- _Objective_
Give back the full listing verbatim, apart from its images.

════════════════

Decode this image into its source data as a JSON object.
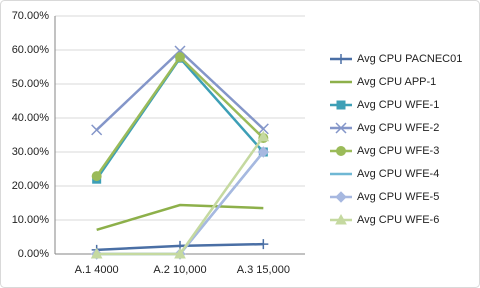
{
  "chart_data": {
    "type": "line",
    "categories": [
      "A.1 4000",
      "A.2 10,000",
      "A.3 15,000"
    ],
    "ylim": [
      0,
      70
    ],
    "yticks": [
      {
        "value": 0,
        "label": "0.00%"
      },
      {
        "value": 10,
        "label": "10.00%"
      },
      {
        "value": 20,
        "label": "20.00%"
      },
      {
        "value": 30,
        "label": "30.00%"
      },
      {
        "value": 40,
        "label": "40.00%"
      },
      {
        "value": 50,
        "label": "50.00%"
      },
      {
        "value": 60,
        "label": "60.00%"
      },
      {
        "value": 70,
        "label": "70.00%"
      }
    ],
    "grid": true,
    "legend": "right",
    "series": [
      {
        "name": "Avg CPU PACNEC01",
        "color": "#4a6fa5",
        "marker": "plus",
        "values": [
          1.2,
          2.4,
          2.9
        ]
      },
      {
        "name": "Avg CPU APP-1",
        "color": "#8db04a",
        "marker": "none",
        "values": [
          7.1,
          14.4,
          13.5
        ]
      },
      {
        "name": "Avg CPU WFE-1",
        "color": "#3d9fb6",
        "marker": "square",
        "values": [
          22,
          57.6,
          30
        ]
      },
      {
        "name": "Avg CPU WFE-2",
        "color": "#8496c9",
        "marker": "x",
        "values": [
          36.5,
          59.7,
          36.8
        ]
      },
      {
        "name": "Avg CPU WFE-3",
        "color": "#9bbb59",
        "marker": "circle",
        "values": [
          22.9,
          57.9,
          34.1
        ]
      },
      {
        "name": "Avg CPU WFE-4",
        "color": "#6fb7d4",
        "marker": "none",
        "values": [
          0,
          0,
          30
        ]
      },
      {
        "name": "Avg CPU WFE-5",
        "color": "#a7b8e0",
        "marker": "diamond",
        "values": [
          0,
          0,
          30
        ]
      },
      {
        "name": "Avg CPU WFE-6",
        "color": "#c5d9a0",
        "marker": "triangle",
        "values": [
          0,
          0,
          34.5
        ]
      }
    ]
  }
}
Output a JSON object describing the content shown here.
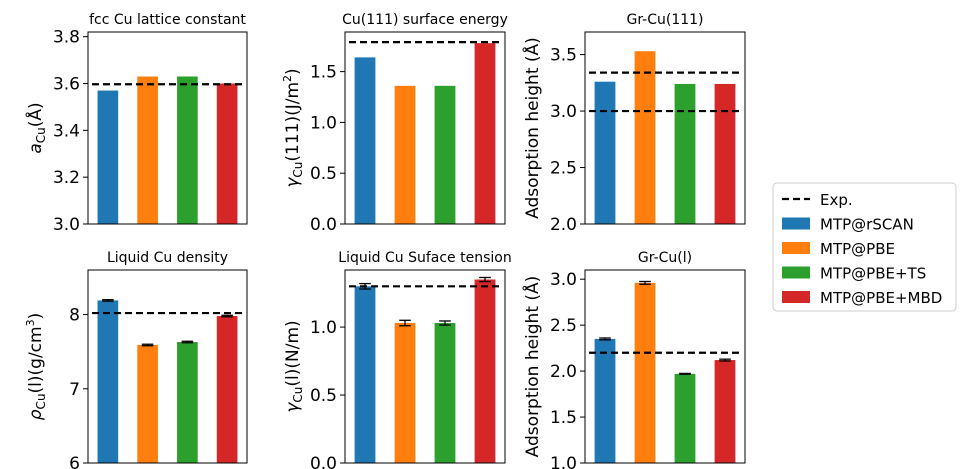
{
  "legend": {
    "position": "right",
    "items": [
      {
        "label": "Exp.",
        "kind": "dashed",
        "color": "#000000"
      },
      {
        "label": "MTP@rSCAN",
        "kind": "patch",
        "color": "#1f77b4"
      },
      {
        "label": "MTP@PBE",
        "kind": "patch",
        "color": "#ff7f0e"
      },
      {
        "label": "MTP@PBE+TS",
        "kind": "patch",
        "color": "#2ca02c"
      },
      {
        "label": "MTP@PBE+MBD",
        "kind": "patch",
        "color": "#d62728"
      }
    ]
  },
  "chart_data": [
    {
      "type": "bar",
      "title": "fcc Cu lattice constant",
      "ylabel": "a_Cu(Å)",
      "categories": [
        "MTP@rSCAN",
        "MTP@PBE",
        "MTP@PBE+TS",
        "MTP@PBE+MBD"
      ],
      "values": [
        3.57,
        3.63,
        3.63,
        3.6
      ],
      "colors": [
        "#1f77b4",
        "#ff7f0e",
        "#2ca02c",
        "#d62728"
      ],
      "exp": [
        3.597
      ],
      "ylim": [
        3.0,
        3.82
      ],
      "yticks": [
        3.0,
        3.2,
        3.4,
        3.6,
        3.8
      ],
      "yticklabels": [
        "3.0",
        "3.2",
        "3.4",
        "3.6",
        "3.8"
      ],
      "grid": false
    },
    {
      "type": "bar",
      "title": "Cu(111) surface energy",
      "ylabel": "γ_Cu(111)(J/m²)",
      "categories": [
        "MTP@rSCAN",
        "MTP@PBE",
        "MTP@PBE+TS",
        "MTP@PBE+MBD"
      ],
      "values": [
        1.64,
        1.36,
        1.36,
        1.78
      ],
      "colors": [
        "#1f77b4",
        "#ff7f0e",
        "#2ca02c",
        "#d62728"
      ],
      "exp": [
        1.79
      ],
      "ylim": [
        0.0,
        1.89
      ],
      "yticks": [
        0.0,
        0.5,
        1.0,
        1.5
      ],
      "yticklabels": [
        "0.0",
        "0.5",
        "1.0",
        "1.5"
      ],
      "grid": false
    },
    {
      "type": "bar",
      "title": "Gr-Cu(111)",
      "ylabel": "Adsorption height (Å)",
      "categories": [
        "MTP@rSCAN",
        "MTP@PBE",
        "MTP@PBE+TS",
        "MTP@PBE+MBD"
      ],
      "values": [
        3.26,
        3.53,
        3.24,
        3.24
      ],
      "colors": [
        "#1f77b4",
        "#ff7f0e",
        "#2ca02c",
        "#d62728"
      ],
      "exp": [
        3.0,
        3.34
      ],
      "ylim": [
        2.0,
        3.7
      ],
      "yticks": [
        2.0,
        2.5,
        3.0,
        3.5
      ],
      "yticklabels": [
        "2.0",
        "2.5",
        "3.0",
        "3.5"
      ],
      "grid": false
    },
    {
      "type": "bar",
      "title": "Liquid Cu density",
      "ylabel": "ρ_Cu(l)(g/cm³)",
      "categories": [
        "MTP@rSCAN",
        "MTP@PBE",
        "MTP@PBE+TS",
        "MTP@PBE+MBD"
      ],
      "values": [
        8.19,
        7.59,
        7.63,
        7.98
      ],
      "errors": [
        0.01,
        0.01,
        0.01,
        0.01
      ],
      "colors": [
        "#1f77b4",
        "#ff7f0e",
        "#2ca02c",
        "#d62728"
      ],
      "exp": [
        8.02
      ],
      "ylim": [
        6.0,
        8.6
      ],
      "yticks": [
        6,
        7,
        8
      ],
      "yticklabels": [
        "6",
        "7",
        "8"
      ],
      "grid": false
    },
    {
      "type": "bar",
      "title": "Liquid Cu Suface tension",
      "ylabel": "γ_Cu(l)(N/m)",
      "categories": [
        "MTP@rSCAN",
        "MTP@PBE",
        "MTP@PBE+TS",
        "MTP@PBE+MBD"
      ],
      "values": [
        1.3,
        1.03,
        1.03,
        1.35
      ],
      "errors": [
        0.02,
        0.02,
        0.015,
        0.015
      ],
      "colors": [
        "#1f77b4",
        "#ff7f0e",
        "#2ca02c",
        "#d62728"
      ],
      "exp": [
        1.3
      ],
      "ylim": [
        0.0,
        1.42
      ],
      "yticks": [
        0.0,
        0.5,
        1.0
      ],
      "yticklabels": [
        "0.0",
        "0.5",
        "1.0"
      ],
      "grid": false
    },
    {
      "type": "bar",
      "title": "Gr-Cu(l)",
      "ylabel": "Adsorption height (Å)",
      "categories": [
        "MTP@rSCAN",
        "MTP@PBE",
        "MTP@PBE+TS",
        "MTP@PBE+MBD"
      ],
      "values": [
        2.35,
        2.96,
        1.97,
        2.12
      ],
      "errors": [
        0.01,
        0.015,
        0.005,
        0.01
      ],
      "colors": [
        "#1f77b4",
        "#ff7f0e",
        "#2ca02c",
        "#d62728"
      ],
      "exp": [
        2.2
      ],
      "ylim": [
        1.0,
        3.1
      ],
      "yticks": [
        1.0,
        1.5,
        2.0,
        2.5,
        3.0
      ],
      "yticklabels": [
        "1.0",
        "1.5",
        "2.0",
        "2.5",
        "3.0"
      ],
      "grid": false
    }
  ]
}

════════════════

- _Solution to this problem_
Decode this image into its source data as a JSON object.
{
  "chart_data": {
    "type": "line",
    "categories": [
      "A.1 4000",
      "A.2 10,000",
      "A.3 15,000"
    ],
    "ylim": [
      0,
      70
    ],
    "yticks": [
      {
        "value": 0,
        "label": "0.00%"
      },
      {
        "value": 10,
        "label": "10.00%"
      },
      {
        "value": 20,
        "label": "20.00%"
      },
      {
        "value": 30,
        "label": "30.00%"
      },
      {
        "value": 40,
        "label": "40.00%"
      },
      {
        "value": 50,
        "label": "50.00%"
      },
      {
        "value": 60,
        "label": "60.00%"
      },
      {
        "value": 70,
        "label": "70.00%"
      }
    ],
    "grid": true,
    "legend": "right",
    "series": [
      {
        "name": "Avg CPU PACNEC01",
        "color": "#4a6fa5",
        "marker": "plus",
        "values": [
          1.2,
          2.4,
          2.9
        ]
      },
      {
        "name": "Avg CPU APP-1",
        "color": "#8db04a",
        "marker": "none",
        "values": [
          7.1,
          14.4,
          13.5
        ]
      },
      {
        "name": "Avg CPU WFE-1",
        "color": "#3d9fb6",
        "marker": "square",
        "values": [
          22,
          57.6,
          30
        ]
      },
      {
        "name": "Avg CPU WFE-2",
        "color": "#8496c9",
        "marker": "x",
        "values": [
          36.5,
          59.7,
          36.8
        ]
      },
      {
        "name": "Avg CPU WFE-3",
        "color": "#9bbb59",
        "marker": "circle",
        "values": [
          22.9,
          57.9,
          34.1
        ]
      },
      {
        "name": "Avg CPU WFE-4",
        "color": "#6fb7d4",
        "marker": "none",
        "values": [
          0,
          0,
          30
        ]
      },
      {
        "name": "Avg CPU WFE-5",
        "color": "#a7b8e0",
        "marker": "diamond",
        "values": [
          0,
          0,
          30
        ]
      },
      {
        "name": "Avg CPU WFE-6",
        "color": "#c5d9a0",
        "marker": "triangle",
        "values": [
          0,
          0,
          34.5
        ]
      }
    ]
  }
}
Output a JSON object describing the content shown here.
{
  "legend": {
    "position": "right",
    "items": [
      {
        "label": "Exp.",
        "kind": "dashed",
        "color": "#000000"
      },
      {
        "label": "MTP@rSCAN",
        "kind": "patch",
        "color": "#1f77b4"
      },
      {
        "label": "MTP@PBE",
        "kind": "patch",
        "color": "#ff7f0e"
      },
      {
        "label": "MTP@PBE+TS",
        "kind": "patch",
        "color": "#2ca02c"
      },
      {
        "label": "MTP@PBE+MBD",
        "kind": "patch",
        "color": "#d62728"
      }
    ]
  },
  "chart_data": [
    {
      "type": "bar",
      "title": "fcc Cu lattice constant",
      "ylabel": "a_Cu(Å)",
      "categories": [
        "MTP@rSCAN",
        "MTP@PBE",
        "MTP@PBE+TS",
        "MTP@PBE+MBD"
      ],
      "values": [
        3.57,
        3.63,
        3.63,
        3.6
      ],
      "colors": [
        "#1f77b4",
        "#ff7f0e",
        "#2ca02c",
        "#d62728"
      ],
      "exp": [
        3.597
      ],
      "ylim": [
        3.0,
        3.82
      ],
      "yticks": [
        3.0,
        3.2,
        3.4,
        3.6,
        3.8
      ],
      "yticklabels": [
        "3.0",
        "3.2",
        "3.4",
        "3.6",
        "3.8"
      ],
      "grid": false
    },
    {
      "type": "bar",
      "title": "Cu(111) surface energy",
      "ylabel": "γ_Cu(111)(J/m²)",
      "categories": [
        "MTP@rSCAN",
        "MTP@PBE",
        "MTP@PBE+TS",
        "MTP@PBE+MBD"
      ],
      "values": [
        1.64,
        1.36,
        1.36,
        1.78
      ],
      "colors": [
        "#1f77b4",
        "#ff7f0e",
        "#2ca02c",
        "#d62728"
      ],
      "exp": [
        1.79
      ],
      "ylim": [
        0.0,
        1.89
      ],
      "yticks": [
        0.0,
        0.5,
        1.0,
        1.5
      ],
      "yticklabels": [
        "0.0",
        "0.5",
        "1.0",
        "1.5"
      ],
      "grid": false
    },
    {
      "type": "bar",
      "title": "Gr-Cu(111)",
      "ylabel": "Adsorption height (Å)",
      "categories": [
        "MTP@rSCAN",
        "MTP@PBE",
        "MTP@PBE+TS",
        "MTP@PBE+MBD"
      ],
      "values": [
        3.26,
        3.53,
        3.24,
        3.24
      ],
      "colors": [
        "#1f77b4",
        "#ff7f0e",
        "#2ca02c",
        "#d62728"
      ],
      "exp": [
        3.0,
        3.34
      ],
      "ylim": [
        2.0,
        3.7
      ],
      "yticks": [
        2.0,
        2.5,
        3.0,
        3.5
      ],
      "yticklabels": [
        "2.0",
        "2.5",
        "3.0",
        "3.5"
      ],
      "grid": false
    },
    {
      "type": "bar",
      "title": "Liquid Cu density",
      "ylabel": "ρ_Cu(l)(g/cm³)",
      "categories": [
        "MTP@rSCAN",
        "MTP@PBE",
        "MTP@PBE+TS",
        "MTP@PBE+MBD"
      ],
      "values": [
        8.19,
        7.59,
        7.63,
        7.98
      ],
      "errors": [
        0.01,
        0.01,
        0.01,
        0.01
      ],
      "colors": [
        "#1f77b4",
        "#ff7f0e",
        "#2ca02c",
        "#d62728"
      ],
      "exp": [
        8.02
      ],
      "ylim": [
        6.0,
        8.6
      ],
      "yticks": [
        6,
        7,
        8
      ],
      "yticklabels": [
        "6",
        "7",
        "8"
      ],
      "grid": false
    },
    {
      "type": "bar",
      "title": "Liquid Cu Suface tension",
      "ylabel": "γ_Cu(l)(N/m)",
      "categories": [
        "MTP@rSCAN",
        "MTP@PBE",
        "MTP@PBE+TS",
        "MTP@PBE+MBD"
      ],
      "values": [
        1.3,
        1.03,
        1.03,
        1.35
      ],
      "errors": [
        0.02,
        0.02,
        0.015,
        0.015
      ],
      "colors": [
        "#1f77b4",
        "#ff7f0e",
        "#2ca02c",
        "#d62728"
      ],
      "exp": [
        1.3
      ],
      "ylim": [
        0.0,
        1.42
      ],
      "yticks": [
        0.0,
        0.5,
        1.0
      ],
      "yticklabels": [
        "0.0",
        "0.5",
        "1.0"
      ],
      "grid": false
    },
    {
      "type": "bar",
      "title": "Gr-Cu(l)",
      "ylabel": "Adsorption height (Å)",
      "categories": [
        "MTP@rSCAN",
        "MTP@PBE",
        "MTP@PBE+TS",
        "MTP@PBE+MBD"
      ],
      "values": [
        2.35,
        2.96,
        1.97,
        2.12
      ],
      "errors": [
        0.01,
        0.015,
        0.005,
        0.01
      ],
      "colors": [
        "#1f77b4",
        "#ff7f0e",
        "#2ca02c",
        "#d62728"
      ],
      "exp": [
        2.2
      ],
      "ylim": [
        1.0,
        3.1
      ],
      "yticks": [
        1.0,
        1.5,
        2.0,
        2.5,
        3.0
      ],
      "yticklabels": [
        "1.0",
        "1.5",
        "2.0",
        "2.5",
        "3.0"
      ],
      "grid": false
    }
  ]
}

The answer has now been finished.